## FONTE
□ □ □ □ □ □ □
Tema
da semana
“Odiar
os pais”
de
17/12/2012 a 23/12/2012
Raul Teixeira
Eu
conheci Karen numa das viagens que fiz a uma das cidades do Sul do
Brasil.
Uma
jovem que à época contava 16 para 17 anos. Loira, quase ruiva,
olhos de um azul celestial. Magrinha, de pequena estatura, mas uma
alma muito querida.
Procurou-me
depois de uma palestra e perguntou-me se poderia falar duas coisas
comigo. Acedi, dei-lhe o tempo e Karen começou a me falar que
carregava um grave problema na alma. As lágrimas chegaram aos seus
olhos sem cair. Perguntei-lhe qual era o problema tão grave e ela
respondeu-me que era sua mãe.
Mas
o que pode haver de tão grave com sua mãe? Retruquei.
E
Karen me respondeu, deixando que as lágrimas agora rolassem.
É
que minha mãe é meretriz e eu não quero saber dela, envergonho-me
dela. Tenho um namoradinho, professor, e tenho muita
vergonha que ele saiba que minha mãe é assim. Gostaria
de nunca mais vê-la.
Vi
o sofrimento daquela jovem, na forma como ela narrava os tormentos do
seu coração em relação à situação de sua mãe.
Percebendo
isso dirigi-me a Karen e lhe perguntei: Por acaso, minha
amiga, você já conversou com sua mãe, para saber dela o que a
levou a esse estilo de vida?
Possivelmente
sua mãe o tenha feito para defendê-la. Na fragilidade do
próprio coração, queria salvar a filha, de repente, de
um padrasto, de alguém que ela temesse desrespeitar
você. Converse com sua mãe, tenho certeza de que
você ainda vai descobrir a mãe que tem.
Karen
chorou, abraçou-me, perguntou se poderia me escrever. Eu assenti.
Duas
semanas depois do nosso encontro em sua cidade, eu recebo uma pequena
carta da jovenzinha e ela me dizia: Telefonei para minha mãe
e pedi a ela um encontro para que conversássemos.
Ela
ficou tão contente e marcamos de conversar no dia X.
Fiquei
aguardando a chegada do dia X, para ver o que é que a menina iria me
escrever depois.
Quase
um mês se passou, quando recebi uma cartinha mais longa de Karen e
dizia-me que conversaram, ela e sua mãe, durante uma noite inteira.
□ □ □ □ □ □ □
## DADOS FORNECIDOS
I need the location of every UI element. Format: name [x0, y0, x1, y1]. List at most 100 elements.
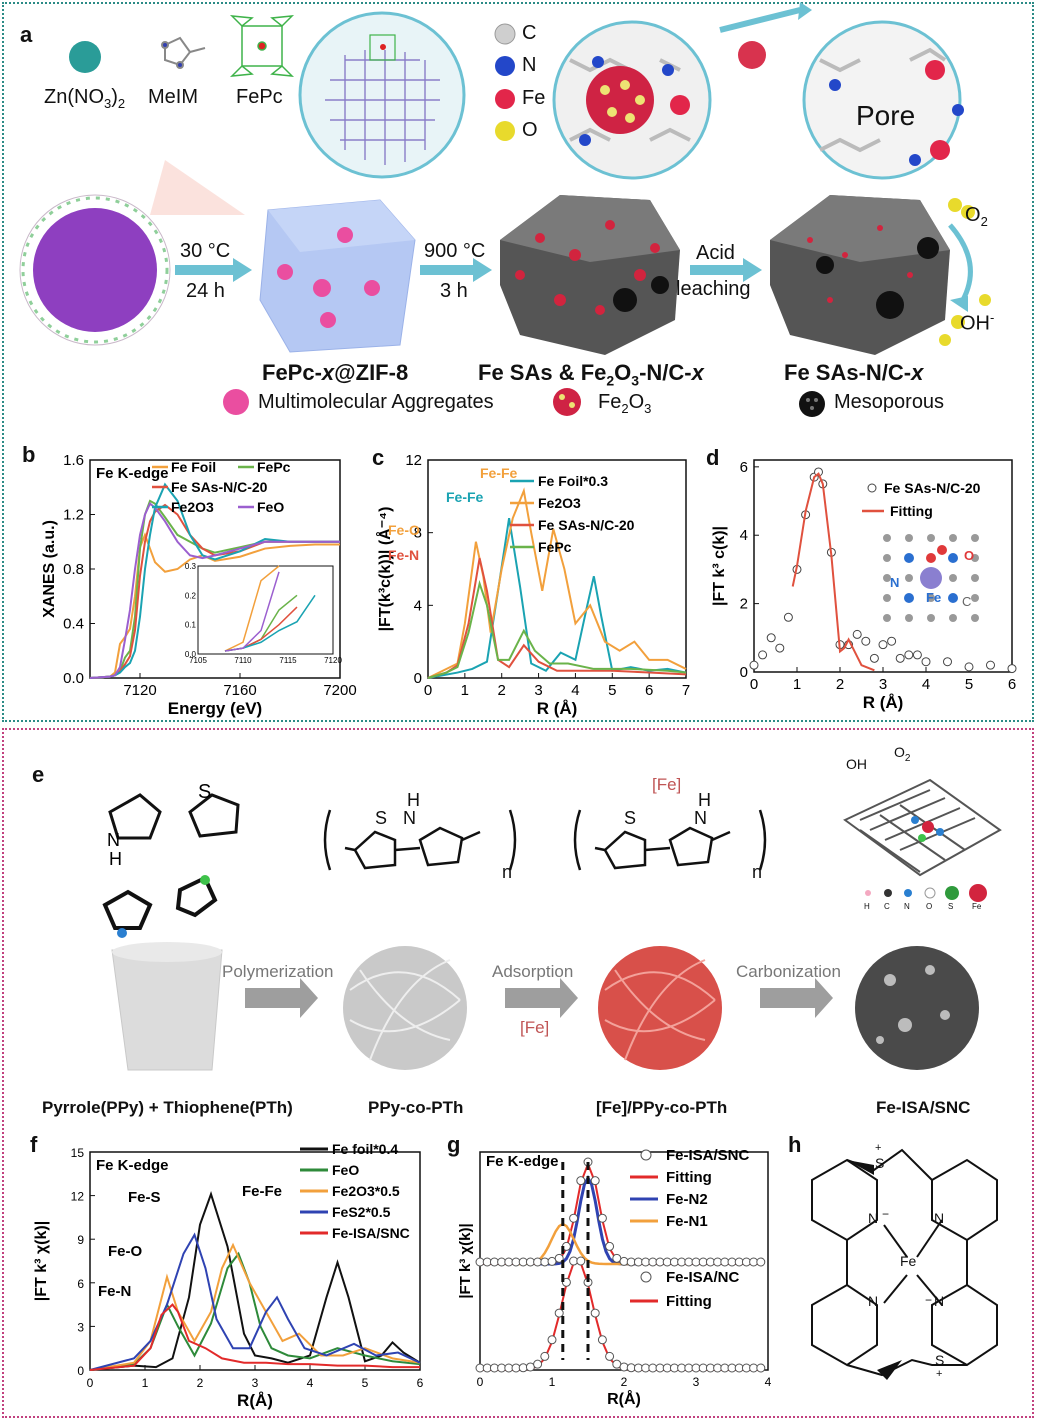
□ □ □ □ □ □ □
## QUESTÃO BREVE
Segundo a fonte, por quanto tempo Karen e sua mãe conversaram, conforme a carta mais longa que ela enviou?

## RESPOSTA
Durante uma noite inteira.